Task objective: Say the number of lines containing the string "并对其真实性", and say nothing else.

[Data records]
______________________________
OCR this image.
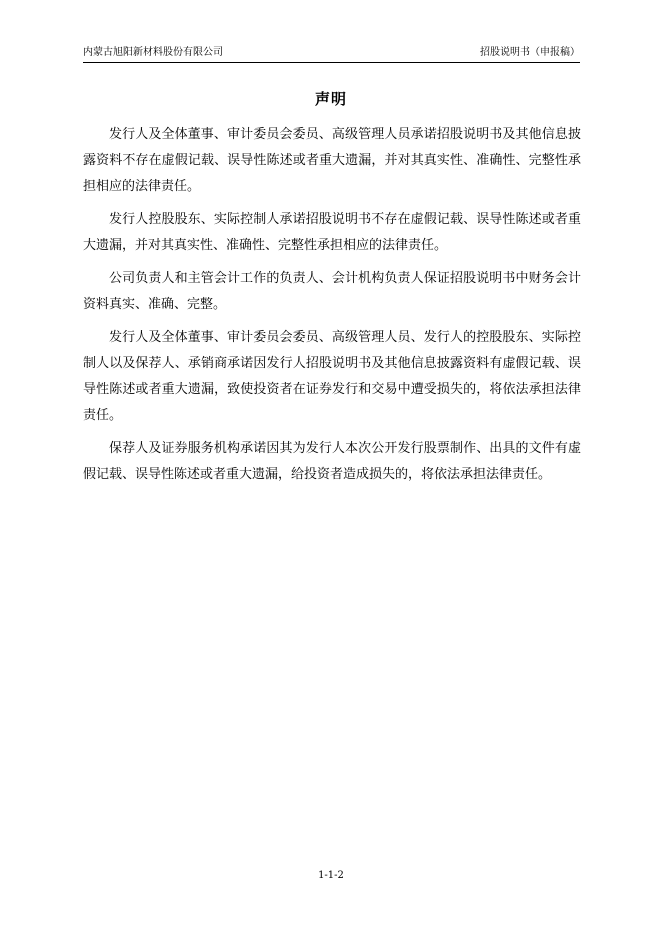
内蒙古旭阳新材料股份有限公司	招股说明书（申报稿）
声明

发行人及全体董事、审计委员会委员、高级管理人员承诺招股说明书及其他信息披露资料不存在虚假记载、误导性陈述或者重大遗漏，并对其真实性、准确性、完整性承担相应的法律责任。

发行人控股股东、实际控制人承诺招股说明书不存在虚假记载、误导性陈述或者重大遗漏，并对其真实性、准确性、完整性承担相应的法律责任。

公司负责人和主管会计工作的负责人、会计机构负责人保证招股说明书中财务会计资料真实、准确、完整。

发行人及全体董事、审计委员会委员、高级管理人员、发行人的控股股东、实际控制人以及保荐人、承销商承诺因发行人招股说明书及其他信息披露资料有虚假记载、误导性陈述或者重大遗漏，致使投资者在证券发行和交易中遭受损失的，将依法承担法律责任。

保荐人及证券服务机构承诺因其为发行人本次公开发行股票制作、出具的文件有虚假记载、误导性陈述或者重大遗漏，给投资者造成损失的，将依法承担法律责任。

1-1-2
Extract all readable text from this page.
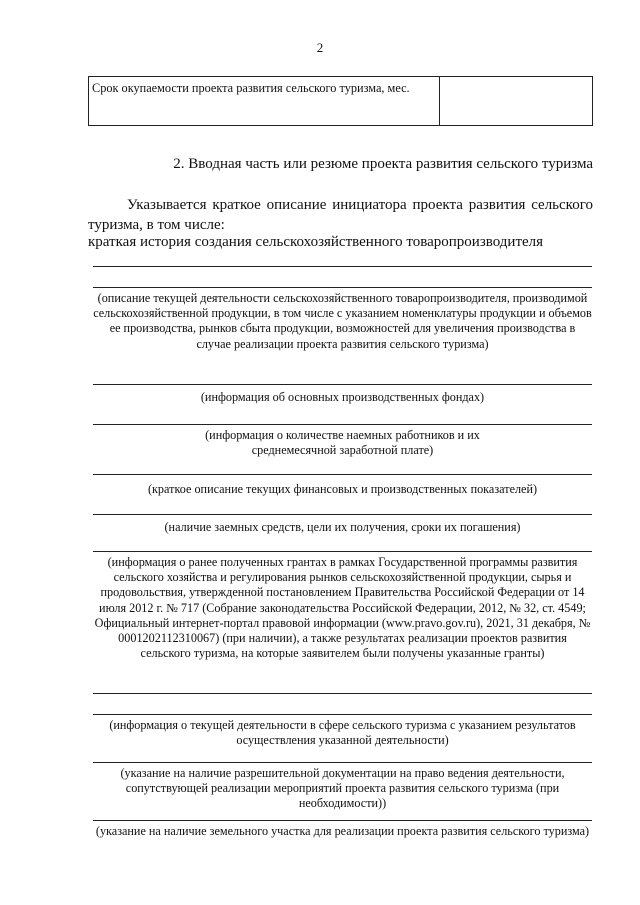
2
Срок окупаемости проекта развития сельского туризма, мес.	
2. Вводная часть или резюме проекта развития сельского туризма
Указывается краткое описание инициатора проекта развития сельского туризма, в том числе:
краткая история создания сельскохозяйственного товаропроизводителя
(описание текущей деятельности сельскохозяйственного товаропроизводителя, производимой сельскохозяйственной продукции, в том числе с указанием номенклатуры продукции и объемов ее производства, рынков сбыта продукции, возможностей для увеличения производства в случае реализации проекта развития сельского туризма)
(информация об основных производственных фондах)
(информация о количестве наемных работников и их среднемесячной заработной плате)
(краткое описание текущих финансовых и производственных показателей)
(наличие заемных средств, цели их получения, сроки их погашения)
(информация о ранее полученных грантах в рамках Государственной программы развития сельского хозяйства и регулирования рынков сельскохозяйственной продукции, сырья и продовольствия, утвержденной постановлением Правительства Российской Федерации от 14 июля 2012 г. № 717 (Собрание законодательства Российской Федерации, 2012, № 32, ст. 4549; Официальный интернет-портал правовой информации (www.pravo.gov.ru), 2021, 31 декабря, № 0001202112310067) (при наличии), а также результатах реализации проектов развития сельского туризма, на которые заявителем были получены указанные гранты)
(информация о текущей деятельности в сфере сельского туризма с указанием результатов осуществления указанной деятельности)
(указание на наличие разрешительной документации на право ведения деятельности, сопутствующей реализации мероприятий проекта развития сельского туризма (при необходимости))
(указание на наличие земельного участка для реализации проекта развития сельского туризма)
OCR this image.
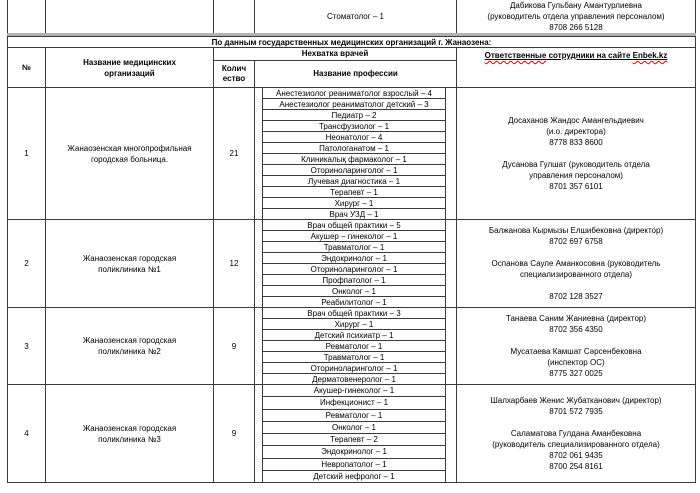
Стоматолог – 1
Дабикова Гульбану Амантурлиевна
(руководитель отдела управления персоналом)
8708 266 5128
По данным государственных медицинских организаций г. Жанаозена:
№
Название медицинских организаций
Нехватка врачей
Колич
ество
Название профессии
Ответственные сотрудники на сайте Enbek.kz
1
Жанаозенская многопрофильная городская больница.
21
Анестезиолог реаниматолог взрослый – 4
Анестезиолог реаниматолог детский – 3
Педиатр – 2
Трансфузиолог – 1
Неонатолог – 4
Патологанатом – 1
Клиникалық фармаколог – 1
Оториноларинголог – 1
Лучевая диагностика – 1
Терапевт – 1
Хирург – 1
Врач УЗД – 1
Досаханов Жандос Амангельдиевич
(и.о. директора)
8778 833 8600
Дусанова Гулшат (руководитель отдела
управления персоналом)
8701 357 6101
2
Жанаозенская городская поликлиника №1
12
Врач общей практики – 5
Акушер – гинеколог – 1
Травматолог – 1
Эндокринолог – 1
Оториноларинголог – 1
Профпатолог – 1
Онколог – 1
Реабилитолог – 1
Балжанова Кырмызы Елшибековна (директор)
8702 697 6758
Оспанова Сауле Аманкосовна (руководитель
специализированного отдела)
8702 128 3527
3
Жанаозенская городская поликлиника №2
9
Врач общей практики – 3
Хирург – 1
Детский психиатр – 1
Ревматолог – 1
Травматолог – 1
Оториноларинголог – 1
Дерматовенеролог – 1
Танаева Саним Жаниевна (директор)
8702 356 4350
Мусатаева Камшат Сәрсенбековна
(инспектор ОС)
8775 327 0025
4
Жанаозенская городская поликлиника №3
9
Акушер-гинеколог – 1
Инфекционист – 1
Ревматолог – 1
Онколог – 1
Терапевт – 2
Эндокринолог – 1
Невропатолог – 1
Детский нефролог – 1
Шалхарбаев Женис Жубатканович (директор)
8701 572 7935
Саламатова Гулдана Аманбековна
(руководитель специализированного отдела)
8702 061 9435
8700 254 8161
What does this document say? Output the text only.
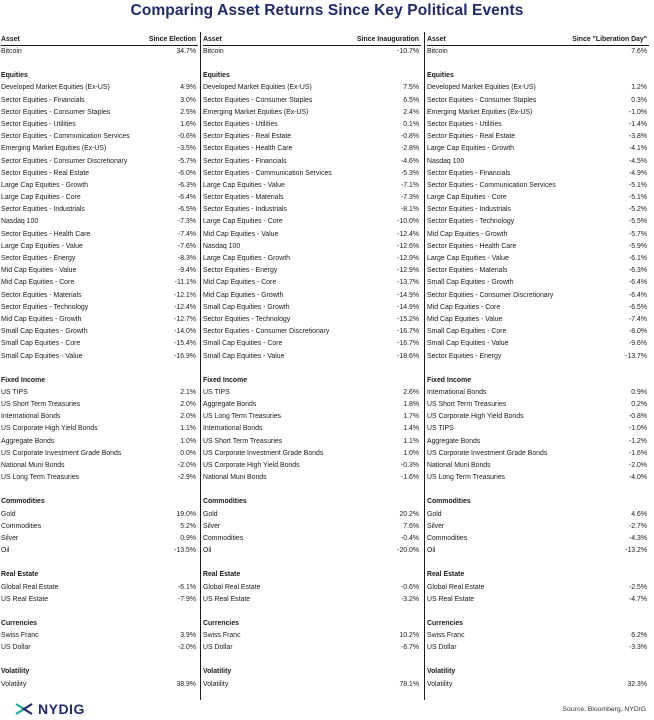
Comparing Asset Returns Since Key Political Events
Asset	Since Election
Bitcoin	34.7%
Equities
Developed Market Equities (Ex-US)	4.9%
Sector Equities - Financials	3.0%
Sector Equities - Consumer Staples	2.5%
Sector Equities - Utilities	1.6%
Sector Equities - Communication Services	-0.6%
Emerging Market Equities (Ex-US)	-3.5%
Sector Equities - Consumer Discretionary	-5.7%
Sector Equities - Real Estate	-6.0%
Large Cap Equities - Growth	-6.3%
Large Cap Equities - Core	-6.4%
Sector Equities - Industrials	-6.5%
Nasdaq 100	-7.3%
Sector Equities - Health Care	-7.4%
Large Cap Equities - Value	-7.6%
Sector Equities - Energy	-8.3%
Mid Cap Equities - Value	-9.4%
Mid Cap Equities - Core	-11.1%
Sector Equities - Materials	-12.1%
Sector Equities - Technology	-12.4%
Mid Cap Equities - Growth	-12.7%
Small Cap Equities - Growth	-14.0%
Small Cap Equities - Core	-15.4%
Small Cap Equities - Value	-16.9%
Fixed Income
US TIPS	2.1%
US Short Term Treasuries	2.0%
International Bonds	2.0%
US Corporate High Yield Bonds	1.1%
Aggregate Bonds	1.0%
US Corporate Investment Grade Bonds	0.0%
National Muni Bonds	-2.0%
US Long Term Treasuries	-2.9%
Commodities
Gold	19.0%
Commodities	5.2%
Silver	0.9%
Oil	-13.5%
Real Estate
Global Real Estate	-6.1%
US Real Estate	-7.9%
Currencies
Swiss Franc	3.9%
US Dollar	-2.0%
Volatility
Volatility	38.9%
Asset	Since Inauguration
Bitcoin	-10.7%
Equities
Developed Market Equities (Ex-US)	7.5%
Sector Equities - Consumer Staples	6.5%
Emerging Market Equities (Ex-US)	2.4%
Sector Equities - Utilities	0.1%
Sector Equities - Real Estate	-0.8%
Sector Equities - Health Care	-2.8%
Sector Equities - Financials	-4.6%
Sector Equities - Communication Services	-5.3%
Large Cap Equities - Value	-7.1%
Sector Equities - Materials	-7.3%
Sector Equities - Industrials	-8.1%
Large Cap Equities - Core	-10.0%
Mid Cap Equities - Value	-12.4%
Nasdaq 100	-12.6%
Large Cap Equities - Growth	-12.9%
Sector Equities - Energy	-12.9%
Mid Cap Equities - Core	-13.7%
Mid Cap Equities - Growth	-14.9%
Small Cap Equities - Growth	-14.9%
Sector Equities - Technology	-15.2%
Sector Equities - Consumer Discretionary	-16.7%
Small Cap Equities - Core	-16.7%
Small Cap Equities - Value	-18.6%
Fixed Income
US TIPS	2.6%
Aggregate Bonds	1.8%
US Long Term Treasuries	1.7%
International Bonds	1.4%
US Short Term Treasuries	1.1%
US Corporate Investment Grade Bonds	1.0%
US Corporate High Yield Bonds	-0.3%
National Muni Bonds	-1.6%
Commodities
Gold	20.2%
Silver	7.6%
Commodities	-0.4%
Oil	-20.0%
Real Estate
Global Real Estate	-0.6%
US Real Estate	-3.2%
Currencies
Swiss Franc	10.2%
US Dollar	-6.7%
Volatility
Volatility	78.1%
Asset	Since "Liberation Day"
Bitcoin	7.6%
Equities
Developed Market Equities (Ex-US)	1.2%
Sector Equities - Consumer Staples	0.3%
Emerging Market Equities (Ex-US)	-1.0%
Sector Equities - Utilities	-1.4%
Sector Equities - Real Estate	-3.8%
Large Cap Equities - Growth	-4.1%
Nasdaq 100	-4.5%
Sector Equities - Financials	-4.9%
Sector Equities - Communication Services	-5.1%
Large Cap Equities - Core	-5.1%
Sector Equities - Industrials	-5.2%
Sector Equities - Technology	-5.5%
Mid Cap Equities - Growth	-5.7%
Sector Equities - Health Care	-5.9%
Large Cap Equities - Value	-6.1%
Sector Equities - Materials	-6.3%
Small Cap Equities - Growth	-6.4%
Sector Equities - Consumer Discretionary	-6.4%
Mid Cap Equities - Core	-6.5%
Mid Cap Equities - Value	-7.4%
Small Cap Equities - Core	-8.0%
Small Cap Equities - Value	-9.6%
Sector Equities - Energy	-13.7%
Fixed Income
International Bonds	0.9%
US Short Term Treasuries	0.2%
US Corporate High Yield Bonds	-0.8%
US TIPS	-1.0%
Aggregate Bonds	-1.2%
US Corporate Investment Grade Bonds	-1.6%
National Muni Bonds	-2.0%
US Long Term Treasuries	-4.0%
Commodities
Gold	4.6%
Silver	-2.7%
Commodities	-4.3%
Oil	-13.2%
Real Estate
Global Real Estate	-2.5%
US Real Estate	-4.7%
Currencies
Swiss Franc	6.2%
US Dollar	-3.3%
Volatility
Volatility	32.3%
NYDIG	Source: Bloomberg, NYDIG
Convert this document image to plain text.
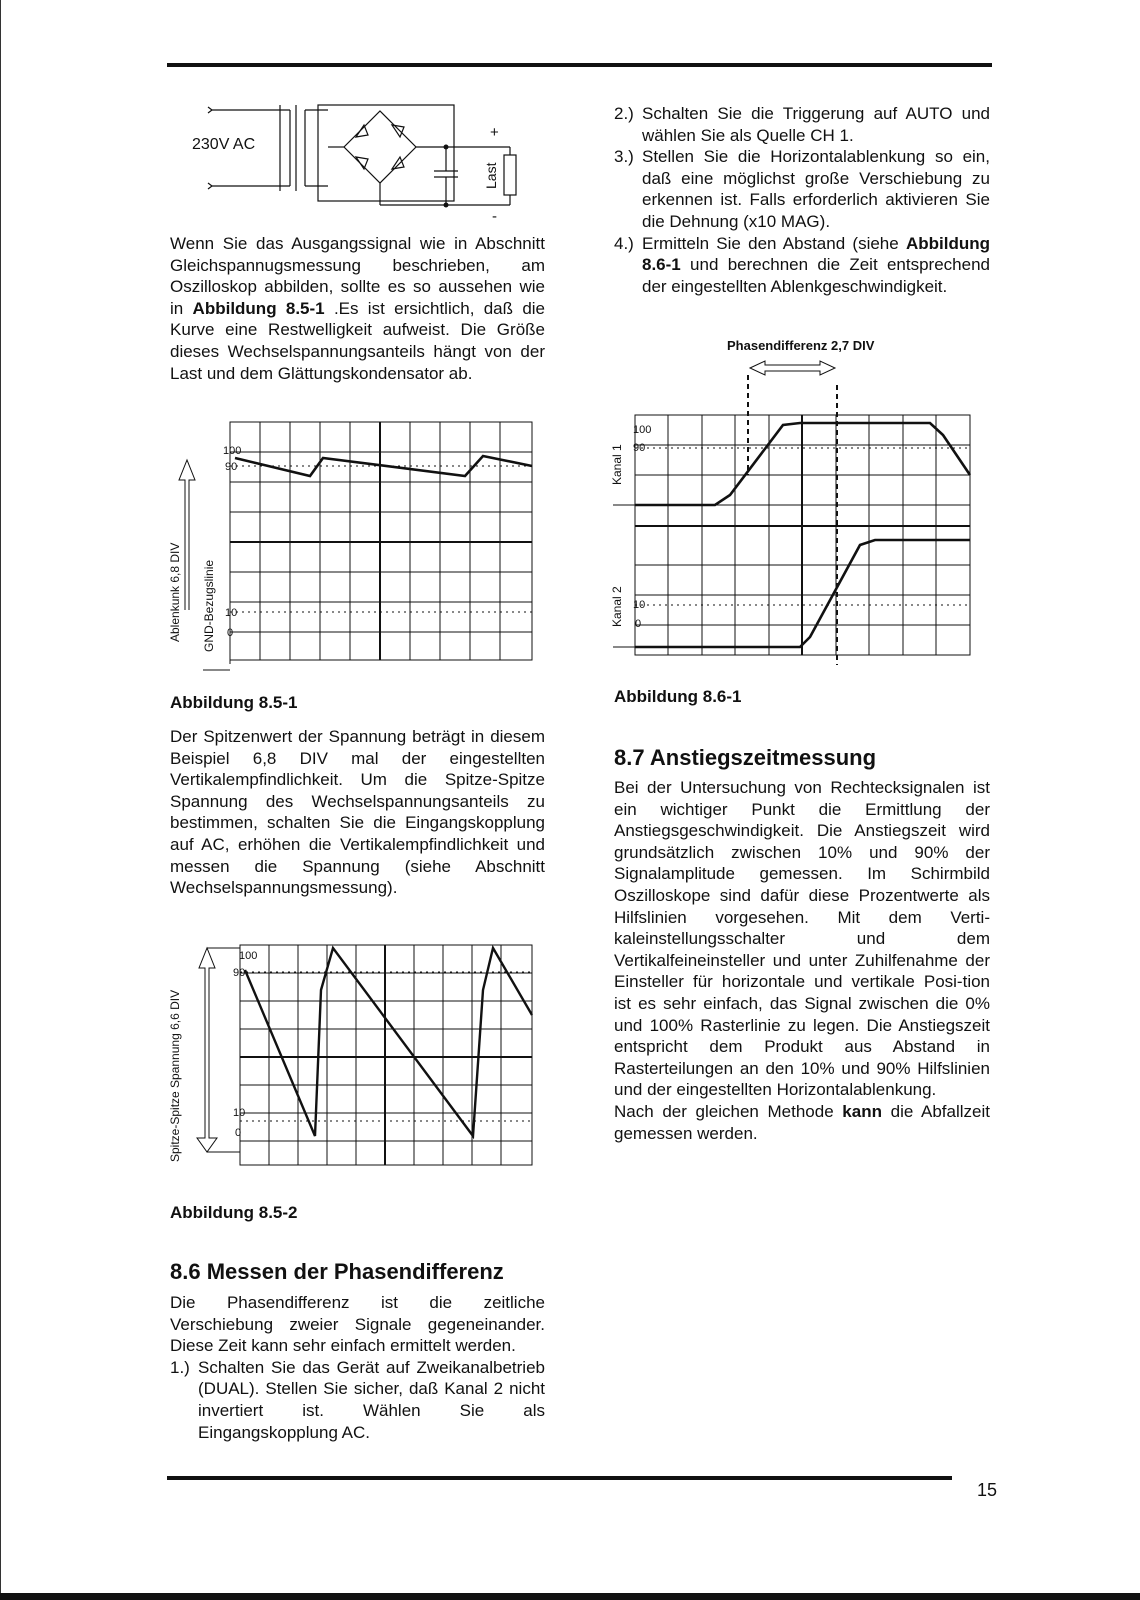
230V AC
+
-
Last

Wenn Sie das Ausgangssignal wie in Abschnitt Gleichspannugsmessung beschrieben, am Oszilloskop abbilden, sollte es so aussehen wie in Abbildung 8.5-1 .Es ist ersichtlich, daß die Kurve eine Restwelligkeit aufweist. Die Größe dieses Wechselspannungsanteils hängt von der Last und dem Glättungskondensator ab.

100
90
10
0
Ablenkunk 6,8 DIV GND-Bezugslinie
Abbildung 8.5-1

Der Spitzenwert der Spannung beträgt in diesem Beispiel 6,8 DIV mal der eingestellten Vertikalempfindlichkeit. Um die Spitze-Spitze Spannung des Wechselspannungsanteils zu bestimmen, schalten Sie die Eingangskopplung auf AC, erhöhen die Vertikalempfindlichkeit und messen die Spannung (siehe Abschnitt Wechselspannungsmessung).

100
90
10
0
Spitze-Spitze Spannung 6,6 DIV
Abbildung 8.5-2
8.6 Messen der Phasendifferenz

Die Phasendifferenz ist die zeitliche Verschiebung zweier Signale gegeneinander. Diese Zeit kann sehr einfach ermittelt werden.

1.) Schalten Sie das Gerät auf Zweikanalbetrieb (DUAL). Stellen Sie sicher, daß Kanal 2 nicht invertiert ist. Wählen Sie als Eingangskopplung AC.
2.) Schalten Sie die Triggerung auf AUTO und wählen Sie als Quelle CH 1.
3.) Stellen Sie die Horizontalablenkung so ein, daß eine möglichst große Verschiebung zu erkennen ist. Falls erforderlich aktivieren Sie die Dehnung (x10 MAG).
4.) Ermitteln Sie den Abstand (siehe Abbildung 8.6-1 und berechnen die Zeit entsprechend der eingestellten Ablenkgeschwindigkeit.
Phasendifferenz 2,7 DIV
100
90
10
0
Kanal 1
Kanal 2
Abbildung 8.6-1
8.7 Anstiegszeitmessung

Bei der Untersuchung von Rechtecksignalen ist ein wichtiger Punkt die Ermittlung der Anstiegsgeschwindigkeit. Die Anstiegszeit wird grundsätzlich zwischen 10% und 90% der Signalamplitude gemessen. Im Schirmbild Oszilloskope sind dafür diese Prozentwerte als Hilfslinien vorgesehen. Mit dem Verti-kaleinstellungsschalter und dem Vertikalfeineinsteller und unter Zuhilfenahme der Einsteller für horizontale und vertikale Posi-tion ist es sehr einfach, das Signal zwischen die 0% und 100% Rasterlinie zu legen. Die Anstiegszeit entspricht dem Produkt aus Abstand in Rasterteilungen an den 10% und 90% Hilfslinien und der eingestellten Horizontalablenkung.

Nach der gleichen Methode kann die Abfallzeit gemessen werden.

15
______________________________
Reply: 2